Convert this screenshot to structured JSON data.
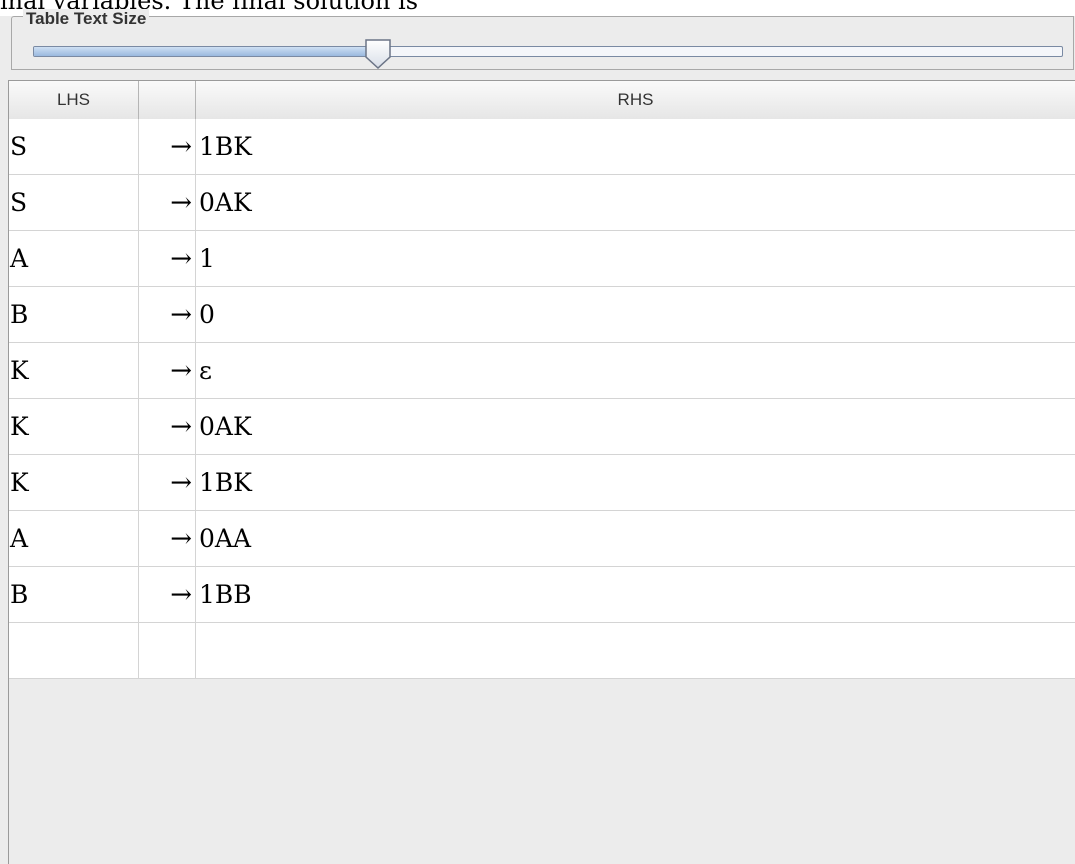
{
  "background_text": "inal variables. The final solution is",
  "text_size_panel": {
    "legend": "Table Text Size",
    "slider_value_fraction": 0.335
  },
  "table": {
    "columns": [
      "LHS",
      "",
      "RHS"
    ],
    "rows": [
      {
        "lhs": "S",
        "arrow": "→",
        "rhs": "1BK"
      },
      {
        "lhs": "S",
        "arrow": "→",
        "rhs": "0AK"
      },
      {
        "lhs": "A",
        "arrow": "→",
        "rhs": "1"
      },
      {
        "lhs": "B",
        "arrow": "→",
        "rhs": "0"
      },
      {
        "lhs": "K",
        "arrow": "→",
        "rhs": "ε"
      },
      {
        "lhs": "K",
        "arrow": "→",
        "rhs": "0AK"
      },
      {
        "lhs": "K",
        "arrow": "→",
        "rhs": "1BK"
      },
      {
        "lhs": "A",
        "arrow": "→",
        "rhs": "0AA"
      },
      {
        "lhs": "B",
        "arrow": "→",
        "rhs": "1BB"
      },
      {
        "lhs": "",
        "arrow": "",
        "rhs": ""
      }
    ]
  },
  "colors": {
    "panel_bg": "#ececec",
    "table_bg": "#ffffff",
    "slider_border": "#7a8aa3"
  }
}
- - - -
Quote the material in full and exactly; do not carry over its pictures.

**SOLVED EXERCISE:**
Convert this screenshot to structured JSON data.
{
  "background_text": "inal variables. The final solution is",
  "text_size_panel": {
    "legend": "Table Text Size",
    "slider_value_fraction": 0.335
  },
  "table": {
    "columns": [
      "LHS",
      "",
      "RHS"
    ],
    "rows": [
      {
        "lhs": "S",
        "arrow": "→",
        "rhs": "1BK"
      },
      {
        "lhs": "S",
        "arrow": "→",
        "rhs": "0AK"
      },
      {
        "lhs": "A",
        "arrow": "→",
        "rhs": "1"
      },
      {
        "lhs": "B",
        "arrow": "→",
        "rhs": "0"
      },
      {
        "lhs": "K",
        "arrow": "→",
        "rhs": "ε"
      },
      {
        "lhs": "K",
        "arrow": "→",
        "rhs": "0AK"
      },
      {
        "lhs": "K",
        "arrow": "→",
        "rhs": "1BK"
      },
      {
        "lhs": "A",
        "arrow": "→",
        "rhs": "0AA"
      },
      {
        "lhs": "B",
        "arrow": "→",
        "rhs": "1BB"
      },
      {
        "lhs": "",
        "arrow": "",
        "rhs": ""
      }
    ]
  },
  "colors": {
    "panel_bg": "#ececec",
    "table_bg": "#ffffff",
    "slider_border": "#7a8aa3"
  }
}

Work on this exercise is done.